:: TESTO DELLA PAGINA ::
Per questo punto io ho, non dico indignazione, ma
perplessità e turbamento a ritenere che il mio vestito fosse
più "forte" di quelle idee che i fatti hanno confermato.
Questo è il primo punto.
Il secondo punto, che è ancora più scandaloso, è il
seguente: passeggiava - lo voglio indicare agli amici colleghi
- qui nel Transatlantico l'antico nostro collega, già sindaco
di Reggio Calabria, Piero Battaglia, che con altri imputati
arrestati, come Quattrone, fece tredici mesi di carcere perché
un pentito aveva indicato la loro correità in vicende
vagamente associazionistiche sul piano della
'ndrangheta; anzi, vennero indicati come i possibili
correi o mandanti dell'omicidio Ligato. Si fece tredici mesi
di carcere per un pentito che ha detto una cosa che è stata
puntualmente verificata falsa! Qui passeggiava Piero Battaglia
ed io fui l'unico in quest'aula - molto tempo prima che
numerosi di loro vi fossero - ad indicare quel metodo del
pentito preso e utilizzato come se fosse la "verità rivelata"
per arrestare il politico che avesse una posizione non grata o
politicamente perdente in quella fase politica.

:: ESERCIZIO A ::
Riporta ogni riga che contiene la parola "left". Maiuscole e minuscole contano.
Le righe non hanno alcun legame con il testo della pagina.

:: RIGHE IN INGRESSO ::
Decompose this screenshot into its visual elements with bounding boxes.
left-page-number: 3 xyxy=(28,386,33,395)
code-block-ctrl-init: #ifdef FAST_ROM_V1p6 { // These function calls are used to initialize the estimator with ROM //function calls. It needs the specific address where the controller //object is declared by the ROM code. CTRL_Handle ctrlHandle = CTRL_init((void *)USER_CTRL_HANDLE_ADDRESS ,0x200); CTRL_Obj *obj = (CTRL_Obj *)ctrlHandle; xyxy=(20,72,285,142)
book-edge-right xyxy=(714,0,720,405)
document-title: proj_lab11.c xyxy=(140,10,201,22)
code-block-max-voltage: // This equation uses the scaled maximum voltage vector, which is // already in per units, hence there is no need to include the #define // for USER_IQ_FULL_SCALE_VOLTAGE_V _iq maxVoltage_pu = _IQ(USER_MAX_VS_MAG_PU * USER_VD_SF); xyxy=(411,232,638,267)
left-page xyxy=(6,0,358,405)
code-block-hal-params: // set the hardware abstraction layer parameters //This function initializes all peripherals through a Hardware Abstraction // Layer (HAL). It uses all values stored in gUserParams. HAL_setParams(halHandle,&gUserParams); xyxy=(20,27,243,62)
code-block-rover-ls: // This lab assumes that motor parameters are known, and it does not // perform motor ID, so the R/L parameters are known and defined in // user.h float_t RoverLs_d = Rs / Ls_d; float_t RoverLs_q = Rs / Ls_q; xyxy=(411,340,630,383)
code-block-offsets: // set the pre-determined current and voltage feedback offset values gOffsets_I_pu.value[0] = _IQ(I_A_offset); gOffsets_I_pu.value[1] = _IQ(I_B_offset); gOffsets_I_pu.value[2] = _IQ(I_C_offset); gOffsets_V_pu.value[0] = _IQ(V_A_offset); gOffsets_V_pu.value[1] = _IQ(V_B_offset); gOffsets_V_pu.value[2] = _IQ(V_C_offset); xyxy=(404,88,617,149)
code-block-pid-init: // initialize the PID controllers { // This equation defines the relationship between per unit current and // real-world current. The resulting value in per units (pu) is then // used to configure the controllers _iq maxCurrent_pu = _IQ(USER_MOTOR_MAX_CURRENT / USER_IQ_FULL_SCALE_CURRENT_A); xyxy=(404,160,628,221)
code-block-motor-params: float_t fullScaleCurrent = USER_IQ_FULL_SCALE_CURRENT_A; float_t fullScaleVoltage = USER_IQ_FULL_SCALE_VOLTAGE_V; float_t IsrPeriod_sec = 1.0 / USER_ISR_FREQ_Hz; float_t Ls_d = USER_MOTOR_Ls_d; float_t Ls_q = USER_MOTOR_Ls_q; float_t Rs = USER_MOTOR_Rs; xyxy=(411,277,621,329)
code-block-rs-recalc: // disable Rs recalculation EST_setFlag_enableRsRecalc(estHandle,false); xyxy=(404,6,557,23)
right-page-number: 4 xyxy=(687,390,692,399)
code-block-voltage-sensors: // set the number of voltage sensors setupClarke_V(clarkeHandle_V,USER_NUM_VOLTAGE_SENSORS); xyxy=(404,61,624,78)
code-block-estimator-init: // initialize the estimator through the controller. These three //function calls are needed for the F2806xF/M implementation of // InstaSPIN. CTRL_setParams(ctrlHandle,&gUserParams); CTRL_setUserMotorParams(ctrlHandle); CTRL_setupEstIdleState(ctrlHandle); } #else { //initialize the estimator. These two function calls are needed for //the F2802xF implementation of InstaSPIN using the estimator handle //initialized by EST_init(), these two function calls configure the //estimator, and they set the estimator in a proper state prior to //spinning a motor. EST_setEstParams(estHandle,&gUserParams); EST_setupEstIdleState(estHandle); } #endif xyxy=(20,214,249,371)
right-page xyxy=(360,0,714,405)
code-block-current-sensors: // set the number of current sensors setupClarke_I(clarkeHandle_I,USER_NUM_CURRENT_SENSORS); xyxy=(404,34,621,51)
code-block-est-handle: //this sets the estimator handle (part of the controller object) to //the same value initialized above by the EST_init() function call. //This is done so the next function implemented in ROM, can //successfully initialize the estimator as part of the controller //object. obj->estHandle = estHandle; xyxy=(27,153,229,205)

--

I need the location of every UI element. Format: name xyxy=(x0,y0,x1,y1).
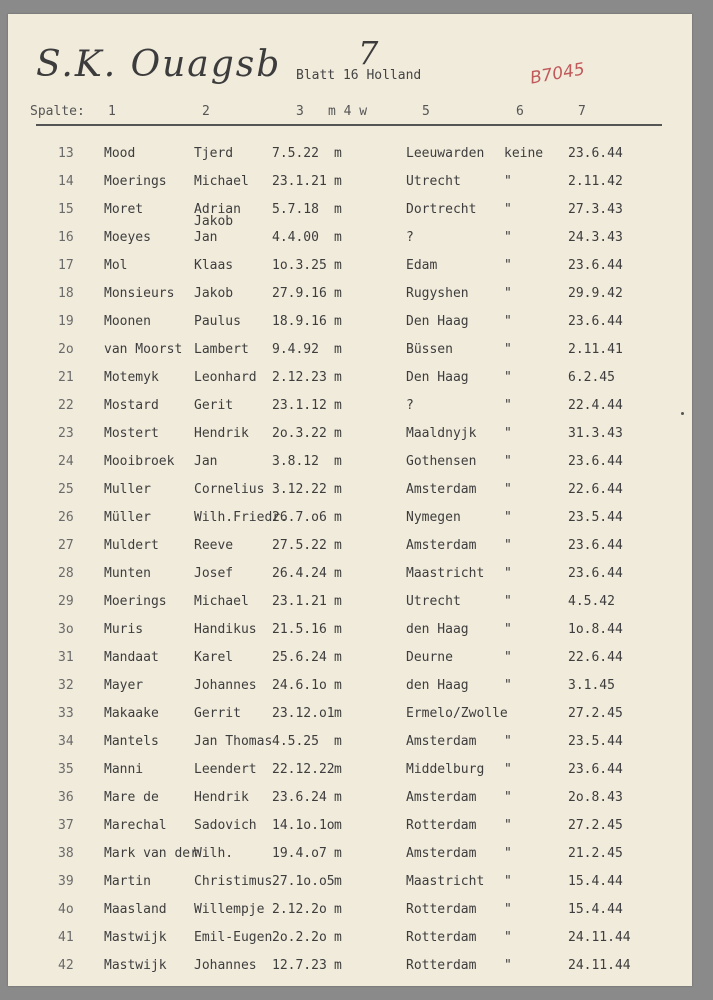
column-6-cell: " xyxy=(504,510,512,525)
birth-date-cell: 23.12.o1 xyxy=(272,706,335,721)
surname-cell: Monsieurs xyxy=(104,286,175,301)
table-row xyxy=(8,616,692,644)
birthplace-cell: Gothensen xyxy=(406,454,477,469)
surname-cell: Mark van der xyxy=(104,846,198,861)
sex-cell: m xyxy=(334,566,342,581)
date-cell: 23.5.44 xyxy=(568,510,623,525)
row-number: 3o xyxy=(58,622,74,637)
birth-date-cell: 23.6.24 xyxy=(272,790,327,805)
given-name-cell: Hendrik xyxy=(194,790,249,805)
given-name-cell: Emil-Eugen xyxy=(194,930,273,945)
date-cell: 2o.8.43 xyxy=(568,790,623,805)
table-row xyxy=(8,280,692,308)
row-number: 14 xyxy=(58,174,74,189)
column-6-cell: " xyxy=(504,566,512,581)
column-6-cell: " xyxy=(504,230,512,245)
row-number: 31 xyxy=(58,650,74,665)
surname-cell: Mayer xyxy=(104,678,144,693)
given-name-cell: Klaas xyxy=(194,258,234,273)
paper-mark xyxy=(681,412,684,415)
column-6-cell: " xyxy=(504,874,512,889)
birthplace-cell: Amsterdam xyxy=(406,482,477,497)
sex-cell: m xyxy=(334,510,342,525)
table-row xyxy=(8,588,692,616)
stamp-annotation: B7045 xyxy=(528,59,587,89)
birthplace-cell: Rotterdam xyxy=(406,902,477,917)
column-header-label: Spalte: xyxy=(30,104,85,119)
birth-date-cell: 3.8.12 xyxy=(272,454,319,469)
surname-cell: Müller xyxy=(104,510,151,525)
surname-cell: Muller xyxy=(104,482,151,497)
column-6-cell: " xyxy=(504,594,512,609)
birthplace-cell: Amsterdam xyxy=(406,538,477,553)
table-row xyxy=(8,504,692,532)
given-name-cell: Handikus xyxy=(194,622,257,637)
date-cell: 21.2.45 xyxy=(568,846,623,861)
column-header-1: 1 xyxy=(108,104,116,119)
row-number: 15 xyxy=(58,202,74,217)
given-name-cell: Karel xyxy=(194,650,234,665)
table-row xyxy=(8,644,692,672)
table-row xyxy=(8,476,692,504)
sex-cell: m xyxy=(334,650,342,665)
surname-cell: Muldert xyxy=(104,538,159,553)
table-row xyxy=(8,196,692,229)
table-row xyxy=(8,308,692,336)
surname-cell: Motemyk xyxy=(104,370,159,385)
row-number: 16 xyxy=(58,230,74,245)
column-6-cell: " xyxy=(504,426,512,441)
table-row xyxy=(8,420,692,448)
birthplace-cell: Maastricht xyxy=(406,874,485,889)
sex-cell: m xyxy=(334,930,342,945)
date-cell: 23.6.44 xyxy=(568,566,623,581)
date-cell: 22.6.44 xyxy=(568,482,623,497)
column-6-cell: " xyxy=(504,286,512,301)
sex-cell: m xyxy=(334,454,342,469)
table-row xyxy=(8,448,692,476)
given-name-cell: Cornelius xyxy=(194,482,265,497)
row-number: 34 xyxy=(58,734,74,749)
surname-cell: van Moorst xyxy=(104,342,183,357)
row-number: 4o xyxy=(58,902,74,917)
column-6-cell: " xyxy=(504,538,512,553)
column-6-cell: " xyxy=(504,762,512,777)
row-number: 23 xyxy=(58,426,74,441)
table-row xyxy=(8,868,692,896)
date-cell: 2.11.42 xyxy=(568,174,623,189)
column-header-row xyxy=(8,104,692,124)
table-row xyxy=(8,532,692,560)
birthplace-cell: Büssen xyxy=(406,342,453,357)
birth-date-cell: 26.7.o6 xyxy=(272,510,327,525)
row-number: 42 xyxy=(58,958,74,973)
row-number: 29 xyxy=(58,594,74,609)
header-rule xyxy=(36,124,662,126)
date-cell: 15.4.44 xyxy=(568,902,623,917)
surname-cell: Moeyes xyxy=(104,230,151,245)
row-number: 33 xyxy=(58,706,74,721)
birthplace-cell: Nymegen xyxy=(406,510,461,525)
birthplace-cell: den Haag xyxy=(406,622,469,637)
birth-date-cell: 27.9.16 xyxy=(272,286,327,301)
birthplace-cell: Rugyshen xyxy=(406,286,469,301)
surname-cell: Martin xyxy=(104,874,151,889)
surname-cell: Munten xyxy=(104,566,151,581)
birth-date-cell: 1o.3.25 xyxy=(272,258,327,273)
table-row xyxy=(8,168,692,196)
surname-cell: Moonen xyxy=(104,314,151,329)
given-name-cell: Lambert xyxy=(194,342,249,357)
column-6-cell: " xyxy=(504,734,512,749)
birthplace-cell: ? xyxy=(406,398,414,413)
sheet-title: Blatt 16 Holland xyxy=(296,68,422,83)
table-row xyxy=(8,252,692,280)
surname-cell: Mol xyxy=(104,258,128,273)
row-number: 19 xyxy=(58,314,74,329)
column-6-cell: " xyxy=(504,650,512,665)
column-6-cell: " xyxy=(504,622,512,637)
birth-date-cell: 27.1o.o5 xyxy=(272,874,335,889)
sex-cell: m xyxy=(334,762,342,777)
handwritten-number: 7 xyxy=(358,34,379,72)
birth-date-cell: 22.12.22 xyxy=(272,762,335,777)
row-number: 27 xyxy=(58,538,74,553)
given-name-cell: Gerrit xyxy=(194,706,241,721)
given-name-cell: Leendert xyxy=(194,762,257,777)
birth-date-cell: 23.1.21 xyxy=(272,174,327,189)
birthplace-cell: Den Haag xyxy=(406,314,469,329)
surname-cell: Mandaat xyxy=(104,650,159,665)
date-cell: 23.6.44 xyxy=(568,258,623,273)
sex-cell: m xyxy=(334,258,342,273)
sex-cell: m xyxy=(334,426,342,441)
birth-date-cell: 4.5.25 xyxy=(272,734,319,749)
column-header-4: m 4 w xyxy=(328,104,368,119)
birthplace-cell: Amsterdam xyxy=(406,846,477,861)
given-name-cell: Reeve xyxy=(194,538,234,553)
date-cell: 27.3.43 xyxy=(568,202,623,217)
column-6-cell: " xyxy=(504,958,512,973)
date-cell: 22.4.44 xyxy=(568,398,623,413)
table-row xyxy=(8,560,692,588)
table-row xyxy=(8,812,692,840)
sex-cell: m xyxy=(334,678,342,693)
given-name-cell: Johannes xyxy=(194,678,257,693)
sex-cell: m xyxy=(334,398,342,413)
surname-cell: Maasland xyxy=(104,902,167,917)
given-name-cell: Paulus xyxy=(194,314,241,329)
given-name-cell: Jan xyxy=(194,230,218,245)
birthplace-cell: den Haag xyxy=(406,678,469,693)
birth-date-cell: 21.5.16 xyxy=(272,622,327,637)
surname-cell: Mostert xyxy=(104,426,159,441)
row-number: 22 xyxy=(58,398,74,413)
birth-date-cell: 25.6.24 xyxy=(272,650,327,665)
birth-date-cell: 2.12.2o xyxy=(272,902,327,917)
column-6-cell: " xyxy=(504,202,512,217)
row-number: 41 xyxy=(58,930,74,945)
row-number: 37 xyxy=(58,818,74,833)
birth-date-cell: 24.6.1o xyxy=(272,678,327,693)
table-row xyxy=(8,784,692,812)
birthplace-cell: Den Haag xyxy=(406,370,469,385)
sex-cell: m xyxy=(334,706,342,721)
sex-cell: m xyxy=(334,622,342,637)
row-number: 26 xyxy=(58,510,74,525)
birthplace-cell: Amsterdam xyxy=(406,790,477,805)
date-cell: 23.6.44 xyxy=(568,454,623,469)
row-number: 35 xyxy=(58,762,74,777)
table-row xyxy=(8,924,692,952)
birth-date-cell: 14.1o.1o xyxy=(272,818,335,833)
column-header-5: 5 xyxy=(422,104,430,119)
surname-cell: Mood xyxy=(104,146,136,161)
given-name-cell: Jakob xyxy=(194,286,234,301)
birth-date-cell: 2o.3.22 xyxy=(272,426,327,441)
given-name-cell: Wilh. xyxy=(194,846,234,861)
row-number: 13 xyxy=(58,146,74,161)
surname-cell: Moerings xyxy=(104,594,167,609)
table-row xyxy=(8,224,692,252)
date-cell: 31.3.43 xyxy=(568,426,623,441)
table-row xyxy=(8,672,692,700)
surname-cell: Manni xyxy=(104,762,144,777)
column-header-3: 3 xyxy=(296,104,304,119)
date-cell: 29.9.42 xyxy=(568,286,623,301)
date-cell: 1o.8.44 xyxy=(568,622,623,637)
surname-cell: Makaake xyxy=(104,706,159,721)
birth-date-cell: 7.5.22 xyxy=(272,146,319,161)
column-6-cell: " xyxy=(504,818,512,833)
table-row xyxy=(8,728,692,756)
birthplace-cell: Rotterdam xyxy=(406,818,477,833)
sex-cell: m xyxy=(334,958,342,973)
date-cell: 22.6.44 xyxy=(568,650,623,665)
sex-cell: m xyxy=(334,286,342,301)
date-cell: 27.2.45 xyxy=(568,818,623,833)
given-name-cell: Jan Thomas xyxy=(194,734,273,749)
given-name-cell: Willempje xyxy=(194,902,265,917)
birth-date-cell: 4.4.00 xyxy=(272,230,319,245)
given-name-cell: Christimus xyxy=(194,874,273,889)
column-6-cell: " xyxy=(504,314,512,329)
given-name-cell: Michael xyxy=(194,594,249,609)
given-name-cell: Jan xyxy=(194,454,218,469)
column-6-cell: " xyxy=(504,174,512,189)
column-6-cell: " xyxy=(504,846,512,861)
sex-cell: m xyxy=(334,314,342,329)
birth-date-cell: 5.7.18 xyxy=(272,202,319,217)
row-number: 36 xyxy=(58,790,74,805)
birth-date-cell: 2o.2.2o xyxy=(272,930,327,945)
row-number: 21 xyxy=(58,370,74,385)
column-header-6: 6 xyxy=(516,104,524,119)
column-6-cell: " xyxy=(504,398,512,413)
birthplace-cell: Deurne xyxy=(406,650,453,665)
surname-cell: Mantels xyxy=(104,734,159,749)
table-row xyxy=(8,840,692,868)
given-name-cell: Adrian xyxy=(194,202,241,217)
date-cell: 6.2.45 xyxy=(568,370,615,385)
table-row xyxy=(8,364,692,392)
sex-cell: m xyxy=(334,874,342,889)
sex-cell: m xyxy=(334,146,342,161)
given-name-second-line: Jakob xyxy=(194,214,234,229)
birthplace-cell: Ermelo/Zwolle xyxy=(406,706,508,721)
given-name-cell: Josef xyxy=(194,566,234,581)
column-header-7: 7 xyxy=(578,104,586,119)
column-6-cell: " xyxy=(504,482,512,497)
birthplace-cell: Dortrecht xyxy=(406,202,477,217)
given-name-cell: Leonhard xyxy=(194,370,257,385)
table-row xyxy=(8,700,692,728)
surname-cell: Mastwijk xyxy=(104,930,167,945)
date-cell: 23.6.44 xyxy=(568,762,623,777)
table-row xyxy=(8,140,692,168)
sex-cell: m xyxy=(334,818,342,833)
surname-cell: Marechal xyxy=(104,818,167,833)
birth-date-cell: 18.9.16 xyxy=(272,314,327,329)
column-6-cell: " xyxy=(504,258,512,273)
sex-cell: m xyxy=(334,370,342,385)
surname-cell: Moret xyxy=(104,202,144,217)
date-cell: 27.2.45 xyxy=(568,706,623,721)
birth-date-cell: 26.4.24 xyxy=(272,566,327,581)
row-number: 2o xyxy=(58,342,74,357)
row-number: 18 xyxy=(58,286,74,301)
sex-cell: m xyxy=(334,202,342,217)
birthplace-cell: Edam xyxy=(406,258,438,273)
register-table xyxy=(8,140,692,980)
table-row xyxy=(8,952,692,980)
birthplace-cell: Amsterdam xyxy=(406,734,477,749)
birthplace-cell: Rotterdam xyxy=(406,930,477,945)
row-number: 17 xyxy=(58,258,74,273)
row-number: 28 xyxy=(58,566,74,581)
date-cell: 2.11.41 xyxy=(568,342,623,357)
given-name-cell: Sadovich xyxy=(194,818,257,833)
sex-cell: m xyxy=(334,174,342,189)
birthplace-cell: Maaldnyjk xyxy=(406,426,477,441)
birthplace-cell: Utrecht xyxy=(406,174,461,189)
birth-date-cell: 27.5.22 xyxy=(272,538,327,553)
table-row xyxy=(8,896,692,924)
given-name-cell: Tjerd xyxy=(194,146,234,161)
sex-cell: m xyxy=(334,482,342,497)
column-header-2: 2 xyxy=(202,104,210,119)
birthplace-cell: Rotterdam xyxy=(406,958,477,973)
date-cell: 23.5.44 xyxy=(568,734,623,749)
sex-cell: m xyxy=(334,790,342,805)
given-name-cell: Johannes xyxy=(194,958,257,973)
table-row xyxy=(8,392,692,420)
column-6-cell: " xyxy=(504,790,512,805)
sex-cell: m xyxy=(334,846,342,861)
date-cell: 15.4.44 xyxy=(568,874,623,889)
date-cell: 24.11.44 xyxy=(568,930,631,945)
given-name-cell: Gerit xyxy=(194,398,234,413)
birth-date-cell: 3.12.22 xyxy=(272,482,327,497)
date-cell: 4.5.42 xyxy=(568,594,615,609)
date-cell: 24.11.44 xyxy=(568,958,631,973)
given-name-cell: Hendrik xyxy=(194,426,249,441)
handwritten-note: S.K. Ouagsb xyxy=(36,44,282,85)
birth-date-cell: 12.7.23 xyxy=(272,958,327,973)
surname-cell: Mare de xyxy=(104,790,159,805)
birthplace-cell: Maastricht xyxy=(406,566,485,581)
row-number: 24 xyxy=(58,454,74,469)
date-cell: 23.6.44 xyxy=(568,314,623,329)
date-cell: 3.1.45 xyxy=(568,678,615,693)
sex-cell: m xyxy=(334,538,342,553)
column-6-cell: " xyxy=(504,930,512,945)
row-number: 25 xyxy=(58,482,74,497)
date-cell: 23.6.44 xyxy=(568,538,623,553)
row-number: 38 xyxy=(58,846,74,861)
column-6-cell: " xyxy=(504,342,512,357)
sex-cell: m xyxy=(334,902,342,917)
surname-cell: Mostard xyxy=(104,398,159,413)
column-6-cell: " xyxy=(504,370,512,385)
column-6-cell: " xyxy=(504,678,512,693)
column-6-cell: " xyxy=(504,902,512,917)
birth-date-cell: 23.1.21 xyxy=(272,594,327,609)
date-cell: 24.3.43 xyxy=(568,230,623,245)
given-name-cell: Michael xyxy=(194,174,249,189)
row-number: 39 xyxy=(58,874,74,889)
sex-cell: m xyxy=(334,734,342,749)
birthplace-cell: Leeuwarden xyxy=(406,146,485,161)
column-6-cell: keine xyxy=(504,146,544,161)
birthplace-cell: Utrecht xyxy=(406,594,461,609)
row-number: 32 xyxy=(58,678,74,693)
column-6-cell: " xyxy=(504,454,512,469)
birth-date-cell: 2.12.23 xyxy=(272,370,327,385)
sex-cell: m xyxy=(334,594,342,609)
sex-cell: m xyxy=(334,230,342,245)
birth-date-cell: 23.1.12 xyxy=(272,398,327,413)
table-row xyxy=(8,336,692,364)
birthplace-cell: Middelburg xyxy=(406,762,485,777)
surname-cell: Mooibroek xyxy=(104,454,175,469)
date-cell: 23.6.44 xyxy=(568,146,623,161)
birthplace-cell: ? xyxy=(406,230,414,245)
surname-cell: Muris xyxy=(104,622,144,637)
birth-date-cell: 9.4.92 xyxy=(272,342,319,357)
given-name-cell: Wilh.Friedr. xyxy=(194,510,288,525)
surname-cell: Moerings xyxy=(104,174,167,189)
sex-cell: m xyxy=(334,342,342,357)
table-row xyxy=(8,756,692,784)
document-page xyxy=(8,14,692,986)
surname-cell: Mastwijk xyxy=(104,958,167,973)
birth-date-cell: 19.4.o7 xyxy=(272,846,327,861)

:: ESERCIZIO B ::
Secondo il testo della pagina, di quale città era stato sindaco Piero Battaglia?

:: RISPOSTA A ::
left-page-number: 3 xyxy=(28,386,33,395)
left-page xyxy=(6,0,358,405)

:: RISPOSTA B ::
Di Reggio Calabria.